Source records:
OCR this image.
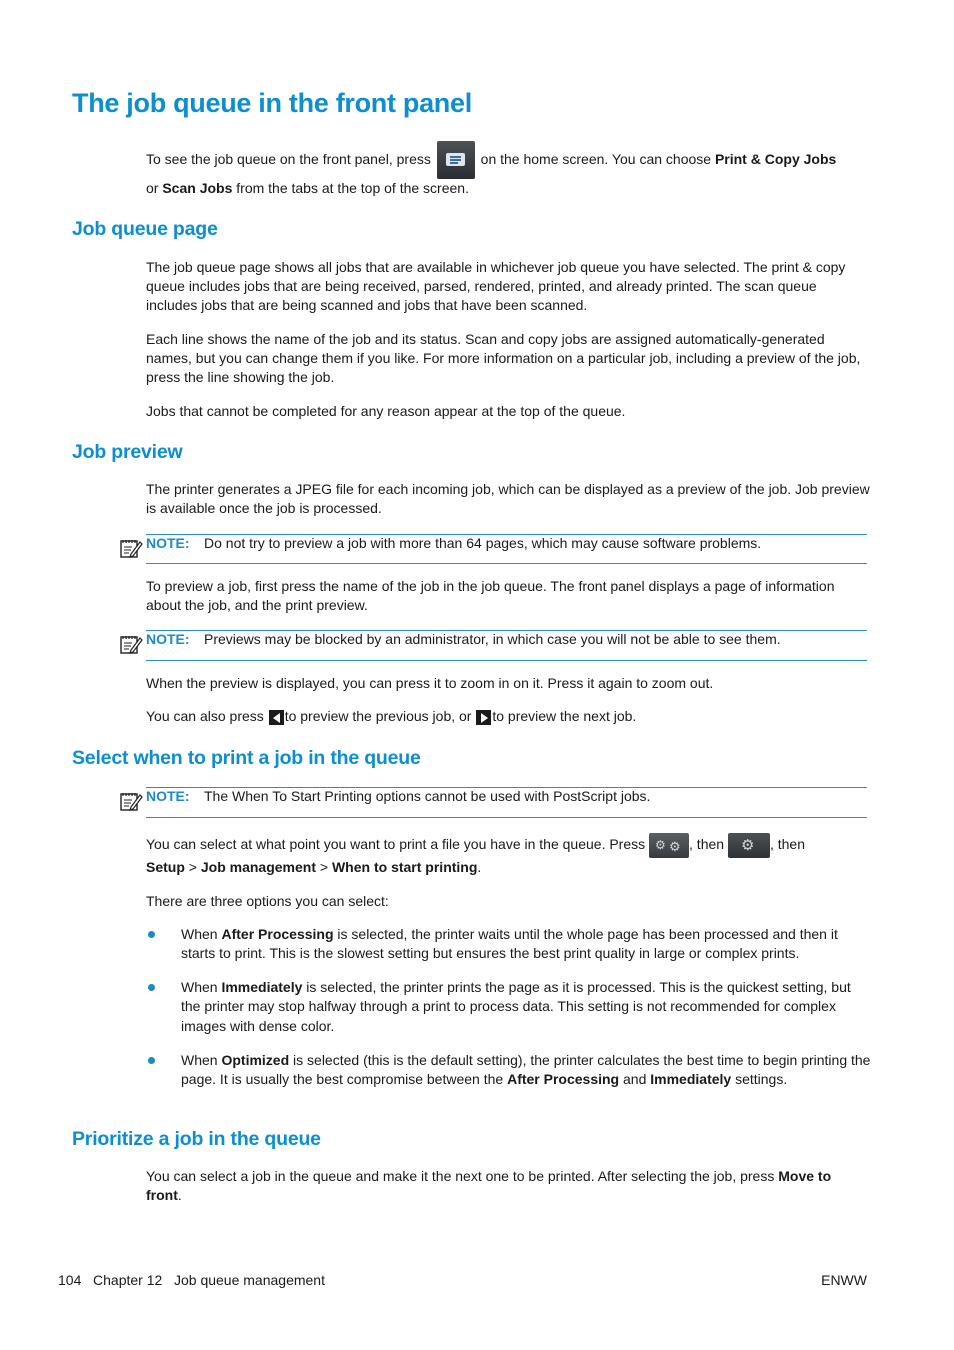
The job queue in the front panel
To see the job queue on the front panel, press	on the home screen. You can choose Print & Copy Jobs
or Scan Jobs from the tabs at the top of the screen.
Job queue page

The job queue page shows all jobs that are available in whichever job queue you have selected. The print & copy queue includes jobs that are being received, parsed, rendered, printed, and already printed. The scan queue includes jobs that are being scanned and jobs that have been scanned.

Each line shows the name of the job and its status. Scan and copy jobs are assigned automatically-generated names, but you can change them if you like. For more information on a particular job, including a preview of the job, press the line showing the job.

Jobs that cannot be completed for any reason appear at the top of the queue.

Job preview

The printer generates a JPEG file for each incoming job, which can be displayed as a preview of the job. Job preview is available once the job is processed.

NOTE: Do not try to preview a job with more than 64 pages, which may cause software problems.

To preview a job, first press the name of the job in the job queue. The front panel displays a page of information about the job, and the print preview.

NOTE: Previews may be blocked by an administrator, in which case you will not be able to see them.

When the preview is displayed, you can press it to zoom in on it. Press it again to zoom out.

You can also press to preview the previous job, or to preview the next job.
Select when to print a job in the queue
NOTE: The When To Start Printing options cannot be used with PostScript jobs.
You can select at what point you want to print a file you have in the queue. Press ⚙ ⚙ , then ⚙ , then
Setup > Job management > When to start printing.

There are three options you can select:

When After Processing is selected, the printer waits until the whole page has been processed and then it starts to print. This is the slowest setting but ensures the best print quality in large or complex prints.

When Immediately is selected, the printer prints the page as it is processed. This is the quickest setting, but the printer may stop halfway through a print to process data. This setting is not recommended for complex images with dense color.

When Optimized is selected (this is the default setting), the printer calculates the best time to begin printing the page. It is usually the best compromise between the After Processing and Immediately settings.

Prioritize a job in the queue

You can select a job in the queue and make it the next one to be printed. After selecting the job, press Move to front.

104 Chapter 12 Job queue management	ENWW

### Description of the task
Leave out the pictures and give the rest of the records again exactly.

### Exercise output
OCR this image.
The job queue in the front panel
To see the job queue on the front panel, press	on the home screen. You can choose Print & Copy Jobs
or Scan Jobs from the tabs at the top of the screen.
Job queue page

The job queue page shows all jobs that are available in whichever job queue you have selected. The print & copy queue includes jobs that are being received, parsed, rendered, printed, and already printed. The scan queue includes jobs that are being scanned and jobs that have been scanned.

Each line shows the name of the job and its status. Scan and copy jobs are assigned automatically-generated names, but you can change them if you like. For more information on a particular job, including a preview of the job, press the line showing the job.

Jobs that cannot be completed for any reason appear at the top of the queue.

Job preview

The printer generates a JPEG file for each incoming job, which can be displayed as a preview of the job. Job preview is available once the job is processed.

NOTE: Do not try to preview a job with more than 64 pages, which may cause software problems.

To preview a job, first press the name of the job in the job queue. The front panel displays a page of information about the job, and the print preview.

NOTE: Previews may be blocked by an administrator, in which case you will not be able to see them.

When the preview is displayed, you can press it to zoom in on it. Press it again to zoom out.

You can also press to preview the previous job, or to preview the next job.
Select when to print a job in the queue
NOTE: The When To Start Printing options cannot be used with PostScript jobs.
You can select at what point you want to print a file you have in the queue. Press ⚙ ⚙ , then ⚙ , then
Setup > Job management > When to start printing.

There are three options you can select:

When After Processing is selected, the printer waits until the whole page has been processed and then it starts to print. This is the slowest setting but ensures the best print quality in large or complex prints.

When Immediately is selected, the printer prints the page as it is processed. This is the quickest setting, but the printer may stop halfway through a print to process data. This setting is not recommended for complex images with dense color.

When Optimized is selected (this is the default setting), the printer calculates the best time to begin printing the page. It is usually the best compromise between the After Processing and Immediately settings.

Prioritize a job in the queue

You can select a job in the queue and make it the next one to be printed. After selecting the job, press Move to front.

104 Chapter 12 Job queue management	ENWW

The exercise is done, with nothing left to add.